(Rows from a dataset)
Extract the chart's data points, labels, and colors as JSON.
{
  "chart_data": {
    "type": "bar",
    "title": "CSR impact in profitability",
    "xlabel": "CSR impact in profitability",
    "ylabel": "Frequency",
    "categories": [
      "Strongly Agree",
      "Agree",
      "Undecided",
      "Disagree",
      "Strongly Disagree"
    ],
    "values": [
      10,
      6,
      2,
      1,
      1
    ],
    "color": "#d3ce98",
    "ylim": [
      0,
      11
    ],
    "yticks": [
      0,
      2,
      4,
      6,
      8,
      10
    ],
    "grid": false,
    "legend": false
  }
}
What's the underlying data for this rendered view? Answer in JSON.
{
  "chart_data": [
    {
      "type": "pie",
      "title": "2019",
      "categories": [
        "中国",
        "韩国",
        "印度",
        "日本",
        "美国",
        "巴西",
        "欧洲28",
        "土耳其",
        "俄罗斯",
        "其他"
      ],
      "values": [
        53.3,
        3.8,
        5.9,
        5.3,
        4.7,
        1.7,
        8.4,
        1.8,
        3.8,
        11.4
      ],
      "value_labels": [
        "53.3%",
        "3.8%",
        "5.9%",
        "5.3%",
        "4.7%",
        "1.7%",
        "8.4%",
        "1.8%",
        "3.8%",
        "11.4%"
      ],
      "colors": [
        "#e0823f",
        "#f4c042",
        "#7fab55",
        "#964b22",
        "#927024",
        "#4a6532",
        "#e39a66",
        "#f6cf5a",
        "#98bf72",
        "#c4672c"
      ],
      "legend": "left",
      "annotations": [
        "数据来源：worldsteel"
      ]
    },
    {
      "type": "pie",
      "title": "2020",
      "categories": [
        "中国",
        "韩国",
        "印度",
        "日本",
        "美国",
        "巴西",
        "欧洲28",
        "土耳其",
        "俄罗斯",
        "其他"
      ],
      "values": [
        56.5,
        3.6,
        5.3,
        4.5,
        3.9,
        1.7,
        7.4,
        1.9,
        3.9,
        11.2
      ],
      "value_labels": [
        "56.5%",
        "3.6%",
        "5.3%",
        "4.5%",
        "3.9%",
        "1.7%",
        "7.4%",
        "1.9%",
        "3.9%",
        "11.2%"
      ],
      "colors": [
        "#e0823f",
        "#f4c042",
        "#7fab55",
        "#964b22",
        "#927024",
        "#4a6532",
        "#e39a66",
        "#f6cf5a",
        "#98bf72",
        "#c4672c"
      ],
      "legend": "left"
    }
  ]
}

- **What you are asked to do**:
Reproduce every line above without error.

- **Correct response**:
Extract the chart's data points, labels, and colors as JSON.
{
  "chart_data": {
    "type": "bar",
    "title": "CSR impact in profitability",
    "xlabel": "CSR impact in profitability",
    "ylabel": "Frequency",
    "categories": [
      "Strongly Agree",
      "Agree",
      "Undecided",
      "Disagree",
      "Strongly Disagree"
    ],
    "values": [
      10,
      6,
      2,
      1,
      1
    ],
    "color": "#d3ce98",
    "ylim": [
      0,
      11
    ],
    "yticks": [
      0,
      2,
      4,
      6,
      8,
      10
    ],
    "grid": false,
    "legend": false
  }
}
What's the underlying data for this rendered view? Answer in JSON.
{
  "chart_data": [
    {
      "type": "pie",
      "title": "2019",
      "categories": [
        "中国",
        "韩国",
        "印度",
        "日本",
        "美国",
        "巴西",
        "欧洲28",
        "土耳其",
        "俄罗斯",
        "其他"
      ],
      "values": [
        53.3,
        3.8,
        5.9,
        5.3,
        4.7,
        1.7,
        8.4,
        1.8,
        3.8,
        11.4
      ],
      "value_labels": [
        "53.3%",
        "3.8%",
        "5.9%",
        "5.3%",
        "4.7%",
        "1.7%",
        "8.4%",
        "1.8%",
        "3.8%",
        "11.4%"
      ],
      "colors": [
        "#e0823f",
        "#f4c042",
        "#7fab55",
        "#964b22",
        "#927024",
        "#4a6532",
        "#e39a66",
        "#f6cf5a",
        "#98bf72",
        "#c4672c"
      ],
      "legend": "left",
      "annotations": [
        "数据来源：worldsteel"
      ]
    },
    {
      "type": "pie",
      "title": "2020",
      "categories": [
        "中国",
        "韩国",
        "印度",
        "日本",
        "美国",
        "巴西",
        "欧洲28",
        "土耳其",
        "俄罗斯",
        "其他"
      ],
      "values": [
        56.5,
        3.6,
        5.3,
        4.5,
        3.9,
        1.7,
        7.4,
        1.9,
        3.9,
        11.2
      ],
      "value_labels": [
        "56.5%",
        "3.6%",
        "5.3%",
        "4.5%",
        "3.9%",
        "1.7%",
        "7.4%",
        "1.9%",
        "3.9%",
        "11.2%"
      ],
      "colors": [
        "#e0823f",
        "#f4c042",
        "#7fab55",
        "#964b22",
        "#927024",
        "#4a6532",
        "#e39a66",
        "#f6cf5a",
        "#98bf72",
        "#c4672c"
      ],
      "legend": "left"
    }
  ]
}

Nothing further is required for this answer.